→ **Exercise objective**: Give every line of the data again, unchanged, but with no pictures.

→ **Information supplied**:
——————————
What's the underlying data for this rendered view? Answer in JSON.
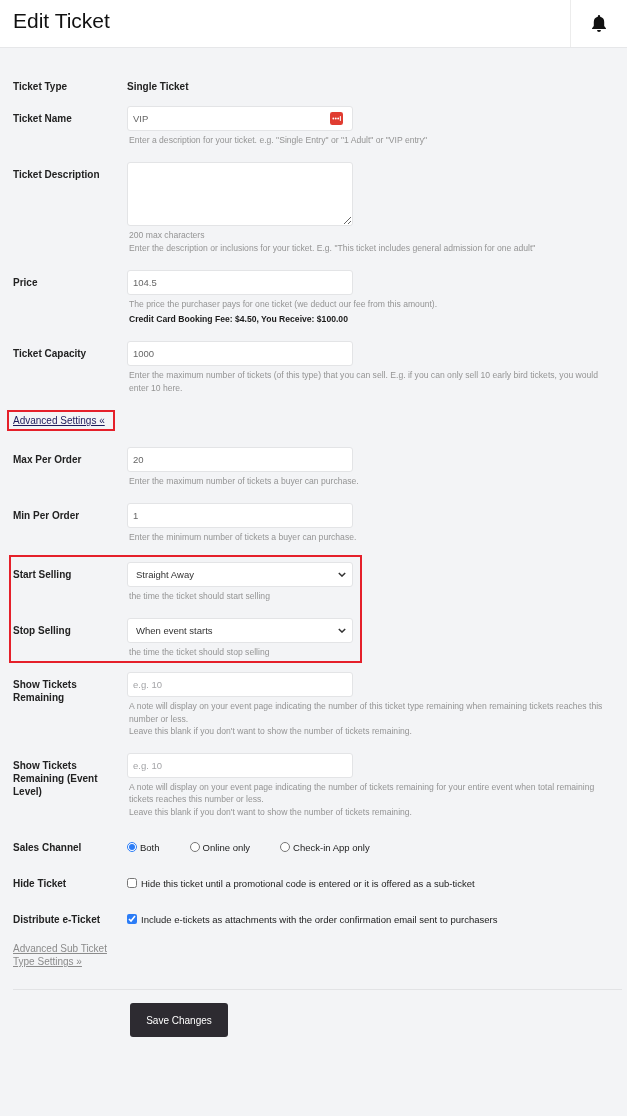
{
  "header": {
    "title": "Edit Ticket"
  },
  "form": {
    "rows": [
      {
        "kind": "static",
        "label": "Ticket Type",
        "value": "Single Ticket"
      },
      {
        "kind": "text",
        "label": "Ticket Name",
        "value": "VIP",
        "autofill_badge": true,
        "help": [
          "Enter a description for your ticket. e.g. \"Single Entry\" or \"1 Adult\" or \"VIP entry\""
        ]
      },
      {
        "kind": "textarea",
        "label": "Ticket Description",
        "help": [
          "200 max characters",
          "Enter the description or inclusions for your ticket. E.g. \"This ticket includes general admission for one adult\""
        ]
      },
      {
        "kind": "text",
        "label": "Price",
        "value": "104.5",
        "help": [
          "The price the purchaser pays for one ticket (we deduct our fee from this amount)."
        ],
        "note": "Credit Card Booking Fee: $4.50, You Receive: $100.00"
      },
      {
        "kind": "text",
        "label": "Ticket Capacity",
        "value": "1000",
        "help": [
          "Enter the maximum number of tickets (of this type) that you can sell. E.g. if you can only sell 10 early bird tickets, you would enter 10 here."
        ]
      },
      {
        "kind": "link",
        "label": "Advanced Settings «",
        "highlighted": true
      },
      {
        "kind": "text",
        "label": "Max Per Order",
        "value": "20",
        "help": [
          "Enter the maximum number of tickets a buyer can purchase."
        ]
      },
      {
        "kind": "text",
        "label": "Min Per Order",
        "value": "1",
        "help": [
          "Enter the minimum number of tickets a buyer can purchase."
        ]
      },
      {
        "kind": "group",
        "highlighted": true,
        "rows": [
          {
            "kind": "select",
            "label": "Start Selling",
            "value": "Straight Away",
            "help": [
              "the time the ticket should start selling"
            ]
          },
          {
            "kind": "select",
            "label": "Stop Selling",
            "value": "When event starts",
            "help": [
              "the time the ticket should stop selling"
            ]
          }
        ]
      },
      {
        "kind": "text",
        "label": "Show Tickets Remaining",
        "placeholder": "e.g. 10",
        "help": [
          "A note will display on your event page indicating the number of this ticket type remaining when remaining tickets reaches this number or less.",
          "Leave this blank if you don't want to show the number of tickets remaining."
        ]
      },
      {
        "kind": "text",
        "label": "Show Tickets Remaining (Event Level)",
        "placeholder": "e.g. 10",
        "help": [
          "A note will display on your event page indicating the number of tickets remaining for your entire event when total remaining tickets reaches this number or less.",
          "Leave this blank if you don't want to show the number of tickets remaining."
        ]
      },
      {
        "kind": "radio",
        "label": "Sales Channel",
        "options": [
          {
            "label": "Both",
            "selected": true
          },
          {
            "label": "Online only",
            "selected": false
          },
          {
            "label": "Check-in App only",
            "selected": false
          }
        ]
      },
      {
        "kind": "checkbox",
        "label": "Hide Ticket",
        "text": "Hide this ticket until a promotional code is entered or it is offered as a sub-ticket",
        "checked": false
      },
      {
        "kind": "checkbox",
        "label": "Distribute e-Ticket",
        "text": "Include e-tickets as attachments with the order confirmation email sent to purchasers",
        "checked": true
      },
      {
        "kind": "sublink",
        "label": "Advanced Sub Ticket Type Settings »"
      }
    ]
  },
  "save_button": {
    "label": "Save Changes"
  }
}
——————————
→ **Result of this exercise**:
What's the underlying data for this rendered view? Answer in JSON.
{
  "header": {
    "title": "Edit Ticket"
  },
  "form": {
    "rows": [
      {
        "kind": "static",
        "label": "Ticket Type",
        "value": "Single Ticket"
      },
      {
        "kind": "text",
        "label": "Ticket Name",
        "value": "VIP",
        "autofill_badge": true,
        "help": [
          "Enter a description for your ticket. e.g. \"Single Entry\" or \"1 Adult\" or \"VIP entry\""
        ]
      },
      {
        "kind": "textarea",
        "label": "Ticket Description",
        "help": [
          "200 max characters",
          "Enter the description or inclusions for your ticket. E.g. \"This ticket includes general admission for one adult\""
        ]
      },
      {
        "kind": "text",
        "label": "Price",
        "value": "104.5",
        "help": [
          "The price the purchaser pays for one ticket (we deduct our fee from this amount)."
        ],
        "note": "Credit Card Booking Fee: $4.50, You Receive: $100.00"
      },
      {
        "kind": "text",
        "label": "Ticket Capacity",
        "value": "1000",
        "help": [
          "Enter the maximum number of tickets (of this type) that you can sell. E.g. if you can only sell 10 early bird tickets, you would enter 10 here."
        ]
      },
      {
        "kind": "link",
        "label": "Advanced Settings «",
        "highlighted": true
      },
      {
        "kind": "text",
        "label": "Max Per Order",
        "value": "20",
        "help": [
          "Enter the maximum number of tickets a buyer can purchase."
        ]
      },
      {
        "kind": "text",
        "label": "Min Per Order",
        "value": "1",
        "help": [
          "Enter the minimum number of tickets a buyer can purchase."
        ]
      },
      {
        "kind": "group",
        "highlighted": true,
        "rows": [
          {
            "kind": "select",
            "label": "Start Selling",
            "value": "Straight Away",
            "help": [
              "the time the ticket should start selling"
            ]
          },
          {
            "kind": "select",
            "label": "Stop Selling",
            "value": "When event starts",
            "help": [
              "the time the ticket should stop selling"
            ]
          }
        ]
      },
      {
        "kind": "text",
        "label": "Show Tickets Remaining",
        "placeholder": "e.g. 10",
        "help": [
          "A note will display on your event page indicating the number of this ticket type remaining when remaining tickets reaches this number or less.",
          "Leave this blank if you don't want to show the number of tickets remaining."
        ]
      },
      {
        "kind": "text",
        "label": "Show Tickets Remaining (Event Level)",
        "placeholder": "e.g. 10",
        "help": [
          "A note will display on your event page indicating the number of tickets remaining for your entire event when total remaining tickets reaches this number or less.",
          "Leave this blank if you don't want to show the number of tickets remaining."
        ]
      },
      {
        "kind": "radio",
        "label": "Sales Channel",
        "options": [
          {
            "label": "Both",
            "selected": true
          },
          {
            "label": "Online only",
            "selected": false
          },
          {
            "label": "Check-in App only",
            "selected": false
          }
        ]
      },
      {
        "kind": "checkbox",
        "label": "Hide Ticket",
        "text": "Hide this ticket until a promotional code is entered or it is offered as a sub-ticket",
        "checked": false
      },
      {
        "kind": "checkbox",
        "label": "Distribute e-Ticket",
        "text": "Include e-tickets as attachments with the order confirmation email sent to purchasers",
        "checked": true
      },
      {
        "kind": "sublink",
        "label": "Advanced Sub Ticket Type Settings »"
      }
    ]
  },
  "save_button": {
    "label": "Save Changes"
  }
}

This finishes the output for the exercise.